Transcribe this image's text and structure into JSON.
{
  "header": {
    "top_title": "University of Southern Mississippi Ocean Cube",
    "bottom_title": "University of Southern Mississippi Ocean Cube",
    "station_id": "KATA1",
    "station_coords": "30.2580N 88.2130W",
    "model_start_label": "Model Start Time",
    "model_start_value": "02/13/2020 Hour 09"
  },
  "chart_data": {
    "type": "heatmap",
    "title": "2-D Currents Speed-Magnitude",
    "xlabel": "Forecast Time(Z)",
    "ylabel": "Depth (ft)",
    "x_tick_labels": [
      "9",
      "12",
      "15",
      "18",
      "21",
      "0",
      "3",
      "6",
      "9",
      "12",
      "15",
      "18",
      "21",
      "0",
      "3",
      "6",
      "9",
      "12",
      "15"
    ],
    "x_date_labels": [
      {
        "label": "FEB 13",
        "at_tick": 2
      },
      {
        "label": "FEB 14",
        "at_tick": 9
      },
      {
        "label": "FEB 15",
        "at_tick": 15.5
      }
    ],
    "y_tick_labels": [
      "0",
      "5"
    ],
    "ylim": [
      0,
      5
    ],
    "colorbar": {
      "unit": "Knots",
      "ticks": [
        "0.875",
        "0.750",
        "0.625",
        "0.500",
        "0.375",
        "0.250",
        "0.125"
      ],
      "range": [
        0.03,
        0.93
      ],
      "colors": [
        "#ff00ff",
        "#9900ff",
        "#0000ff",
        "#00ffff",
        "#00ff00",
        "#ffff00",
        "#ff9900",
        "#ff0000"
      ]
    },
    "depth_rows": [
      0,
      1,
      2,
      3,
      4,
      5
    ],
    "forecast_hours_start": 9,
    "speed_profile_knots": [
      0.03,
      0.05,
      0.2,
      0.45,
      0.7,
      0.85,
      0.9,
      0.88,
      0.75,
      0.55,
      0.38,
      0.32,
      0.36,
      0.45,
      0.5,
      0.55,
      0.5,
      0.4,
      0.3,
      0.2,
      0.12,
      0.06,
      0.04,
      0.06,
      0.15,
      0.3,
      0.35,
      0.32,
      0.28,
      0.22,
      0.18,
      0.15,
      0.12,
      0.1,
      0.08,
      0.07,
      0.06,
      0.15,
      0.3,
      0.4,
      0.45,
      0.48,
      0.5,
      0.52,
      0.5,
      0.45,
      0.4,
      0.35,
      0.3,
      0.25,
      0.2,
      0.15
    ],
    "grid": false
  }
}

TO DO:
Return every record, word for word.

WRITTEN REPLY:
Transcribe this image's text and structure into JSON.
{
  "header": {
    "top_title": "University of Southern Mississippi Ocean Cube",
    "bottom_title": "University of Southern Mississippi Ocean Cube",
    "station_id": "KATA1",
    "station_coords": "30.2580N 88.2130W",
    "model_start_label": "Model Start Time",
    "model_start_value": "02/13/2020 Hour 09"
  },
  "chart_data": {
    "type": "heatmap",
    "title": "2-D Currents Speed-Magnitude",
    "xlabel": "Forecast Time(Z)",
    "ylabel": "Depth (ft)",
    "x_tick_labels": [
      "9",
      "12",
      "15",
      "18",
      "21",
      "0",
      "3",
      "6",
      "9",
      "12",
      "15",
      "18",
      "21",
      "0",
      "3",
      "6",
      "9",
      "12",
      "15"
    ],
    "x_date_labels": [
      {
        "label": "FEB 13",
        "at_tick": 2
      },
      {
        "label": "FEB 14",
        "at_tick": 9
      },
      {
        "label": "FEB 15",
        "at_tick": 15.5
      }
    ],
    "y_tick_labels": [
      "0",
      "5"
    ],
    "ylim": [
      0,
      5
    ],
    "colorbar": {
      "unit": "Knots",
      "ticks": [
        "0.875",
        "0.750",
        "0.625",
        "0.500",
        "0.375",
        "0.250",
        "0.125"
      ],
      "range": [
        0.03,
        0.93
      ],
      "colors": [
        "#ff00ff",
        "#9900ff",
        "#0000ff",
        "#00ffff",
        "#00ff00",
        "#ffff00",
        "#ff9900",
        "#ff0000"
      ]
    },
    "depth_rows": [
      0,
      1,
      2,
      3,
      4,
      5
    ],
    "forecast_hours_start": 9,
    "speed_profile_knots": [
      0.03,
      0.05,
      0.2,
      0.45,
      0.7,
      0.85,
      0.9,
      0.88,
      0.75,
      0.55,
      0.38,
      0.32,
      0.36,
      0.45,
      0.5,
      0.55,
      0.5,
      0.4,
      0.3,
      0.2,
      0.12,
      0.06,
      0.04,
      0.06,
      0.15,
      0.3,
      0.35,
      0.32,
      0.28,
      0.22,
      0.18,
      0.15,
      0.12,
      0.1,
      0.08,
      0.07,
      0.06,
      0.15,
      0.3,
      0.4,
      0.45,
      0.48,
      0.5,
      0.52,
      0.5,
      0.45,
      0.4,
      0.35,
      0.3,
      0.25,
      0.2,
      0.15
    ],
    "grid": false
  }
}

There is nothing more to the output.